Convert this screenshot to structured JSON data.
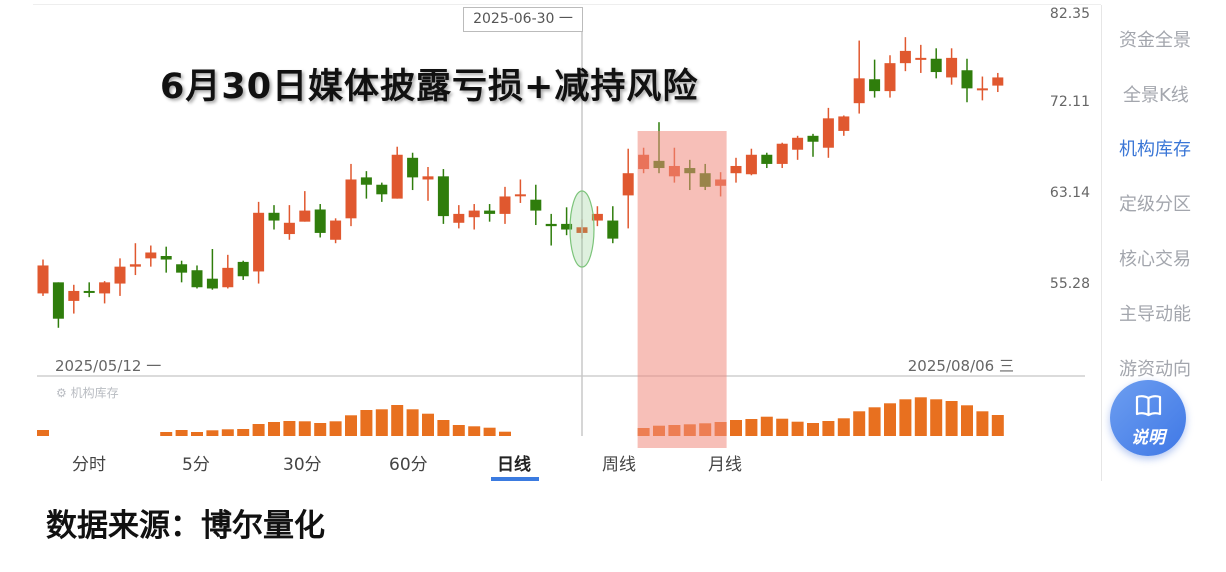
{
  "annotation_title": "6月30日媒体披露亏损+减持风险",
  "crosshair_label": "2025-06-30 一",
  "x_start_label": "2025/05/12 一",
  "x_end_label": "2025/08/06 三",
  "volume_panel_label": "机构库存",
  "footer_source": "数据来源：博尔量化",
  "tabs": [
    {
      "label": "分时"
    },
    {
      "label": "5分"
    },
    {
      "label": "30分"
    },
    {
      "label": "60分"
    },
    {
      "label": "日线",
      "active": true
    },
    {
      "label": "周线"
    },
    {
      "label": "月线"
    }
  ],
  "sidebar": {
    "items": [
      {
        "label": "资金全景"
      },
      {
        "label": "全景K线"
      },
      {
        "label": "机构库存",
        "active": true
      },
      {
        "label": "定级分区"
      },
      {
        "label": "核心交易"
      },
      {
        "label": "主导动能"
      },
      {
        "label": "游资动向"
      }
    ],
    "help_button": {
      "label": "说明",
      "icon": "book-icon"
    }
  },
  "colors": {
    "up": "#e0582f",
    "down": "#2f7d0c",
    "volume": "#e8701f",
    "highlight": "#f08a7e",
    "ellipse": "#7cc47a",
    "accent": "#3a76d6"
  },
  "chart_data": {
    "type": "candlestick",
    "y_scale": "log",
    "y_ticks": [
      82.35,
      72.11,
      63.14,
      55.28
    ],
    "ylim": [
      51.5,
      82.35
    ],
    "x_labels": [
      "2025/05/12 一",
      "2025/08/06 三"
    ],
    "crosshair_index": 35,
    "highlight_ellipse_index": 35,
    "highlight_range": [
      39,
      44
    ],
    "ohlc": [
      [
        54.6,
        57.4,
        54.4,
        56.9
      ],
      [
        55.5,
        55.5,
        51.9,
        52.6
      ],
      [
        54.0,
        55.3,
        53.0,
        54.8
      ],
      [
        54.8,
        55.5,
        54.3,
        54.7
      ],
      [
        54.6,
        55.6,
        53.8,
        55.5
      ],
      [
        55.4,
        57.5,
        54.4,
        56.8
      ],
      [
        56.8,
        58.8,
        56.1,
        57.0
      ],
      [
        57.5,
        58.6,
        56.8,
        58.0
      ],
      [
        57.7,
        58.5,
        56.3,
        57.4
      ],
      [
        57.0,
        57.3,
        55.5,
        56.3
      ],
      [
        56.5,
        56.9,
        55.0,
        55.1
      ],
      [
        55.8,
        58.3,
        54.9,
        55.0
      ],
      [
        55.1,
        57.8,
        55.0,
        56.7
      ],
      [
        57.2,
        57.3,
        55.7,
        56.0
      ],
      [
        56.4,
        62.5,
        55.4,
        61.5
      ],
      [
        61.5,
        62.2,
        60.0,
        60.8
      ],
      [
        59.6,
        62.2,
        59.1,
        60.6
      ],
      [
        60.7,
        63.5,
        60.7,
        61.7
      ],
      [
        61.8,
        62.3,
        59.3,
        59.7
      ],
      [
        59.1,
        61.0,
        58.8,
        60.8
      ],
      [
        61.0,
        66.1,
        60.3,
        64.6
      ],
      [
        64.8,
        65.4,
        62.8,
        64.1
      ],
      [
        64.1,
        64.3,
        62.5,
        63.2
      ],
      [
        62.8,
        67.8,
        62.8,
        67.0
      ],
      [
        66.7,
        67.2,
        63.6,
        64.8
      ],
      [
        64.6,
        65.8,
        62.6,
        64.9
      ],
      [
        64.9,
        65.6,
        60.5,
        61.2
      ],
      [
        60.6,
        62.2,
        60.1,
        61.4
      ],
      [
        61.1,
        62.3,
        60.0,
        61.7
      ],
      [
        61.7,
        62.3,
        60.7,
        61.4
      ],
      [
        61.4,
        63.9,
        60.5,
        63.0
      ],
      [
        63.1,
        64.6,
        62.4,
        63.2
      ],
      [
        62.7,
        64.1,
        60.4,
        61.7
      ],
      [
        60.5,
        61.4,
        58.6,
        60.3
      ],
      [
        60.5,
        62.0,
        59.5,
        60.0
      ],
      [
        59.7,
        60.9,
        59.2,
        60.2
      ],
      [
        60.8,
        62.1,
        60.3,
        61.4
      ],
      [
        60.8,
        62.1,
        58.8,
        59.2
      ],
      [
        63.1,
        67.6,
        60.1,
        65.2
      ],
      [
        65.6,
        67.7,
        65.2,
        67.0
      ],
      [
        66.4,
        70.3,
        65.2,
        65.7
      ],
      [
        64.9,
        67.7,
        64.3,
        65.9
      ],
      [
        65.7,
        66.5,
        63.6,
        65.2
      ],
      [
        65.2,
        66.1,
        63.6,
        63.9
      ],
      [
        64.0,
        65.3,
        63.0,
        64.6
      ],
      [
        65.2,
        66.7,
        64.3,
        65.9
      ],
      [
        65.1,
        67.6,
        65.0,
        67.0
      ],
      [
        67.0,
        67.2,
        65.7,
        66.1
      ],
      [
        66.1,
        68.2,
        65.7,
        68.1
      ],
      [
        67.5,
        68.9,
        66.5,
        68.7
      ],
      [
        68.9,
        69.1,
        66.8,
        68.3
      ],
      [
        67.7,
        71.8,
        66.7,
        70.7
      ],
      [
        69.4,
        71.0,
        68.9,
        70.9
      ],
      [
        72.3,
        79.3,
        71.2,
        75.0
      ],
      [
        74.9,
        77.1,
        72.9,
        73.6
      ],
      [
        73.6,
        77.6,
        72.9,
        76.7
      ],
      [
        76.7,
        79.7,
        75.8,
        78.1
      ],
      [
        77.1,
        78.8,
        75.6,
        77.3
      ],
      [
        77.2,
        78.4,
        75.0,
        75.7
      ],
      [
        75.1,
        78.4,
        74.3,
        77.3
      ],
      [
        75.9,
        77.2,
        72.4,
        73.9
      ],
      [
        73.7,
        75.2,
        72.6,
        73.9
      ],
      [
        74.2,
        75.6,
        73.5,
        75.1
      ]
    ],
    "volume": [
      6,
      null,
      null,
      null,
      null,
      null,
      null,
      null,
      4,
      6,
      4,
      5.7,
      6.7,
      7,
      12,
      14,
      15,
      14.7,
      13,
      14.7,
      20.7,
      26,
      26.7,
      31,
      26.7,
      22.3,
      16,
      11,
      9.7,
      8.3,
      4.3,
      null,
      null,
      null,
      null,
      null,
      null,
      null,
      null,
      8,
      10.3,
      11,
      11.7,
      12.7,
      14,
      16,
      17,
      19.3,
      17.3,
      14.3,
      13,
      15,
      17.7,
      24.7,
      28.7,
      32.7,
      36.7,
      38.7,
      36.7,
      35,
      30.7,
      24.7,
      21
    ]
  }
}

........

■ GIVEN REQUEST
Return each line exactly as written. Any picture gets left out.

■ FINAL ANSWER
Convert this screenshot to structured JSON data.
{
  "annotation_title": "6月30日媒体披露亏损+减持风险",
  "crosshair_label": "2025-06-30 一",
  "x_start_label": "2025/05/12 一",
  "x_end_label": "2025/08/06 三",
  "volume_panel_label": "机构库存",
  "footer_source": "数据来源：博尔量化",
  "tabs": [
    {
      "label": "分时"
    },
    {
      "label": "5分"
    },
    {
      "label": "30分"
    },
    {
      "label": "60分"
    },
    {
      "label": "日线",
      "active": true
    },
    {
      "label": "周线"
    },
    {
      "label": "月线"
    }
  ],
  "sidebar": {
    "items": [
      {
        "label": "资金全景"
      },
      {
        "label": "全景K线"
      },
      {
        "label": "机构库存",
        "active": true
      },
      {
        "label": "定级分区"
      },
      {
        "label": "核心交易"
      },
      {
        "label": "主导动能"
      },
      {
        "label": "游资动向"
      }
    ],
    "help_button": {
      "label": "说明",
      "icon": "book-icon"
    }
  },
  "colors": {
    "up": "#e0582f",
    "down": "#2f7d0c",
    "volume": "#e8701f",
    "highlight": "#f08a7e",
    "ellipse": "#7cc47a",
    "accent": "#3a76d6"
  },
  "chart_data": {
    "type": "candlestick",
    "y_scale": "log",
    "y_ticks": [
      82.35,
      72.11,
      63.14,
      55.28
    ],
    "ylim": [
      51.5,
      82.35
    ],
    "x_labels": [
      "2025/05/12 一",
      "2025/08/06 三"
    ],
    "crosshair_index": 35,
    "highlight_ellipse_index": 35,
    "highlight_range": [
      39,
      44
    ],
    "ohlc": [
      [
        54.6,
        57.4,
        54.4,
        56.9
      ],
      [
        55.5,
        55.5,
        51.9,
        52.6
      ],
      [
        54.0,
        55.3,
        53.0,
        54.8
      ],
      [
        54.8,
        55.5,
        54.3,
        54.7
      ],
      [
        54.6,
        55.6,
        53.8,
        55.5
      ],
      [
        55.4,
        57.5,
        54.4,
        56.8
      ],
      [
        56.8,
        58.8,
        56.1,
        57.0
      ],
      [
        57.5,
        58.6,
        56.8,
        58.0
      ],
      [
        57.7,
        58.5,
        56.3,
        57.4
      ],
      [
        57.0,
        57.3,
        55.5,
        56.3
      ],
      [
        56.5,
        56.9,
        55.0,
        55.1
      ],
      [
        55.8,
        58.3,
        54.9,
        55.0
      ],
      [
        55.1,
        57.8,
        55.0,
        56.7
      ],
      [
        57.2,
        57.3,
        55.7,
        56.0
      ],
      [
        56.4,
        62.5,
        55.4,
        61.5
      ],
      [
        61.5,
        62.2,
        60.0,
        60.8
      ],
      [
        59.6,
        62.2,
        59.1,
        60.6
      ],
      [
        60.7,
        63.5,
        60.7,
        61.7
      ],
      [
        61.8,
        62.3,
        59.3,
        59.7
      ],
      [
        59.1,
        61.0,
        58.8,
        60.8
      ],
      [
        61.0,
        66.1,
        60.3,
        64.6
      ],
      [
        64.8,
        65.4,
        62.8,
        64.1
      ],
      [
        64.1,
        64.3,
        62.5,
        63.2
      ],
      [
        62.8,
        67.8,
        62.8,
        67.0
      ],
      [
        66.7,
        67.2,
        63.6,
        64.8
      ],
      [
        64.6,
        65.8,
        62.6,
        64.9
      ],
      [
        64.9,
        65.6,
        60.5,
        61.2
      ],
      [
        60.6,
        62.2,
        60.1,
        61.4
      ],
      [
        61.1,
        62.3,
        60.0,
        61.7
      ],
      [
        61.7,
        62.3,
        60.7,
        61.4
      ],
      [
        61.4,
        63.9,
        60.5,
        63.0
      ],
      [
        63.1,
        64.6,
        62.4,
        63.2
      ],
      [
        62.7,
        64.1,
        60.4,
        61.7
      ],
      [
        60.5,
        61.4,
        58.6,
        60.3
      ],
      [
        60.5,
        62.0,
        59.5,
        60.0
      ],
      [
        59.7,
        60.9,
        59.2,
        60.2
      ],
      [
        60.8,
        62.1,
        60.3,
        61.4
      ],
      [
        60.8,
        62.1,
        58.8,
        59.2
      ],
      [
        63.1,
        67.6,
        60.1,
        65.2
      ],
      [
        65.6,
        67.7,
        65.2,
        67.0
      ],
      [
        66.4,
        70.3,
        65.2,
        65.7
      ],
      [
        64.9,
        67.7,
        64.3,
        65.9
      ],
      [
        65.7,
        66.5,
        63.6,
        65.2
      ],
      [
        65.2,
        66.1,
        63.6,
        63.9
      ],
      [
        64.0,
        65.3,
        63.0,
        64.6
      ],
      [
        65.2,
        66.7,
        64.3,
        65.9
      ],
      [
        65.1,
        67.6,
        65.0,
        67.0
      ],
      [
        67.0,
        67.2,
        65.7,
        66.1
      ],
      [
        66.1,
        68.2,
        65.7,
        68.1
      ],
      [
        67.5,
        68.9,
        66.5,
        68.7
      ],
      [
        68.9,
        69.1,
        66.8,
        68.3
      ],
      [
        67.7,
        71.8,
        66.7,
        70.7
      ],
      [
        69.4,
        71.0,
        68.9,
        70.9
      ],
      [
        72.3,
        79.3,
        71.2,
        75.0
      ],
      [
        74.9,
        77.1,
        72.9,
        73.6
      ],
      [
        73.6,
        77.6,
        72.9,
        76.7
      ],
      [
        76.7,
        79.7,
        75.8,
        78.1
      ],
      [
        77.1,
        78.8,
        75.6,
        77.3
      ],
      [
        77.2,
        78.4,
        75.0,
        75.7
      ],
      [
        75.1,
        78.4,
        74.3,
        77.3
      ],
      [
        75.9,
        77.2,
        72.4,
        73.9
      ],
      [
        73.7,
        75.2,
        72.6,
        73.9
      ],
      [
        74.2,
        75.6,
        73.5,
        75.1
      ]
    ],
    "volume": [
      6,
      null,
      null,
      null,
      null,
      null,
      null,
      null,
      4,
      6,
      4,
      5.7,
      6.7,
      7,
      12,
      14,
      15,
      14.7,
      13,
      14.7,
      20.7,
      26,
      26.7,
      31,
      26.7,
      22.3,
      16,
      11,
      9.7,
      8.3,
      4.3,
      null,
      null,
      null,
      null,
      null,
      null,
      null,
      null,
      8,
      10.3,
      11,
      11.7,
      12.7,
      14,
      16,
      17,
      19.3,
      17.3,
      14.3,
      13,
      15,
      17.7,
      24.7,
      28.7,
      32.7,
      36.7,
      38.7,
      36.7,
      35,
      30.7,
      24.7,
      21
    ]
  }
}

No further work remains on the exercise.